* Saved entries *

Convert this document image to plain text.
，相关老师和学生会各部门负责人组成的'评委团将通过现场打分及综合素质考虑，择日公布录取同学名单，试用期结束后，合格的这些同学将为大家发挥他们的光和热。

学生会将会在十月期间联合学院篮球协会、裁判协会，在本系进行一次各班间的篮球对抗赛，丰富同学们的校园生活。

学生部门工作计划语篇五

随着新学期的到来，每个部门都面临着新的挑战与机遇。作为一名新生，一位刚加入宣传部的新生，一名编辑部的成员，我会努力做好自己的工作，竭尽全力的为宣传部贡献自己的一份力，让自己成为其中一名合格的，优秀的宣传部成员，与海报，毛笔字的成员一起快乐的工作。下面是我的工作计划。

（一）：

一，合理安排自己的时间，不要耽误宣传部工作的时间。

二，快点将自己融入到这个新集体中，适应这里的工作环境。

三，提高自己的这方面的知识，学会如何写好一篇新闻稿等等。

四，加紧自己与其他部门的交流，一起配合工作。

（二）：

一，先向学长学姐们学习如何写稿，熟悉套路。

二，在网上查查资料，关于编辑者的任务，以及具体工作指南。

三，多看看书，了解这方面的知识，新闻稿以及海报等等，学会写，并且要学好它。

* Exercise brief *
Write the material out exactly, with nothing left out.

* Correct answer *
Convert this document image to plain text.
，相关老师和学生会各部门负责人组成的'评委团将通过现场打分及综合素质考虑，择日公布录取同学名单，试用期结束后，合格的这些同学将为大家发挥他们的光和热。

学生会将会在十月期间联合学院篮球协会、裁判协会，在本系进行一次各班间的篮球对抗赛，丰富同学们的校园生活。

学生部门工作计划语篇五

随着新学期的到来，每个部门都面临着新的挑战与机遇。作为一名新生，一位刚加入宣传部的新生，一名编辑部的成员，我会努力做好自己的工作，竭尽全力的为宣传部贡献自己的一份力，让自己成为其中一名合格的，优秀的宣传部成员，与海报，毛笔字的成员一起快乐的工作。下面是我的工作计划。

（一）：

一，合理安排自己的时间，不要耽误宣传部工作的时间。

二，快点将自己融入到这个新集体中，适应这里的工作环境。

三，提高自己的这方面的知识，学会如何写好一篇新闻稿等等。

四，加紧自己与其他部门的交流，一起配合工作。

（二）：

一，先向学长学姐们学习如何写稿，熟悉套路。

二，在网上查查资料，关于编辑者的任务，以及具体工作指南。

三，多看看书，了解这方面的知识，新闻稿以及海报等等，学会写，并且要学好它。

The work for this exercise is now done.